> Figure data in JSON:
★ ★ ★ ★ ★
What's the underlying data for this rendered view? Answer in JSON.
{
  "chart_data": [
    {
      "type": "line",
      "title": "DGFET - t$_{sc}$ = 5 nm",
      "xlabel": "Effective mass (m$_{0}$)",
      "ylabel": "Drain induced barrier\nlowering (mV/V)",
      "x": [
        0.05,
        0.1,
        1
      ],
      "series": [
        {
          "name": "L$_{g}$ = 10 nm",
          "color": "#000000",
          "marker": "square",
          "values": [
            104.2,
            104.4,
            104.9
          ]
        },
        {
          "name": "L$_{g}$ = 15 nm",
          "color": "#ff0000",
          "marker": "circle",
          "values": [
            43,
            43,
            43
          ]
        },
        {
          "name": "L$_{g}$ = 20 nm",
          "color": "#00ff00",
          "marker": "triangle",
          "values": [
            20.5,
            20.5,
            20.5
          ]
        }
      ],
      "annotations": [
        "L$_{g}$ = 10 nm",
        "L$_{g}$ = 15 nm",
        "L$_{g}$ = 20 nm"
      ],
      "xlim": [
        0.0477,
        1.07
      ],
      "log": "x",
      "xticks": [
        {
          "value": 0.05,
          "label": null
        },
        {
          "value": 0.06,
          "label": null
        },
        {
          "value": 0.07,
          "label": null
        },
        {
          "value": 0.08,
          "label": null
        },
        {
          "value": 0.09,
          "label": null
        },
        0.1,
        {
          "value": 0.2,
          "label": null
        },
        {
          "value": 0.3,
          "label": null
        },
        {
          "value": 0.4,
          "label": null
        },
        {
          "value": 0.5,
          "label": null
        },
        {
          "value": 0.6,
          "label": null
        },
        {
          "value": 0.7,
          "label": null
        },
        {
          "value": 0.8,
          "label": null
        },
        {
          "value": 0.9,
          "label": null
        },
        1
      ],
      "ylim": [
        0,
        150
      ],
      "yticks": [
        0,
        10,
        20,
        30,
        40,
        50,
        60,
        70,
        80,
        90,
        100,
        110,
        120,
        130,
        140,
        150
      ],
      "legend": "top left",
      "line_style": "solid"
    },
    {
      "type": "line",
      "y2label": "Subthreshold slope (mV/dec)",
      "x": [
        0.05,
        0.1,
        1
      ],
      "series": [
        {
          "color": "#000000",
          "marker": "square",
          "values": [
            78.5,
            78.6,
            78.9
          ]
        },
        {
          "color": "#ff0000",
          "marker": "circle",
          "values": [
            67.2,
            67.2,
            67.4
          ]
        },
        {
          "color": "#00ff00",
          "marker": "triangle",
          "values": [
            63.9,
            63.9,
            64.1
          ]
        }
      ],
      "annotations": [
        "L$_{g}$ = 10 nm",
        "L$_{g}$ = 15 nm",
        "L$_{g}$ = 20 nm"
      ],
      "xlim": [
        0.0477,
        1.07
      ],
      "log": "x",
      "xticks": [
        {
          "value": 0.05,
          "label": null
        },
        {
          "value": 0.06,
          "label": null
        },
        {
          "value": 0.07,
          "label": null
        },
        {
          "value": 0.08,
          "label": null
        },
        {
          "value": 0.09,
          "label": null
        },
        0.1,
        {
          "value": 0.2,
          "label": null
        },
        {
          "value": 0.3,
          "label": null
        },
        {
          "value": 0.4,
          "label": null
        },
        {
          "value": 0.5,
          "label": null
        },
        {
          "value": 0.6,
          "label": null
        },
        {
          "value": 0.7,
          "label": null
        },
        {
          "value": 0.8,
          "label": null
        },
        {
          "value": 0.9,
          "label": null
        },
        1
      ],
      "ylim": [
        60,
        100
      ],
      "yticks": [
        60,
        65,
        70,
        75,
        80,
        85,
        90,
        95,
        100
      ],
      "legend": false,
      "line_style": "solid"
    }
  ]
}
★ ★ ★ ★ ★
> GIVEN REQUEST:
Identify every line above with the string "name" in it. Copy those lines.

> EXERCISE OUTPUT:
          "name": "L$_{g}$ = 10 nm",
          "name": "L$_{g}$ = 15 nm",
          "name": "L$_{g}$ = 20 nm",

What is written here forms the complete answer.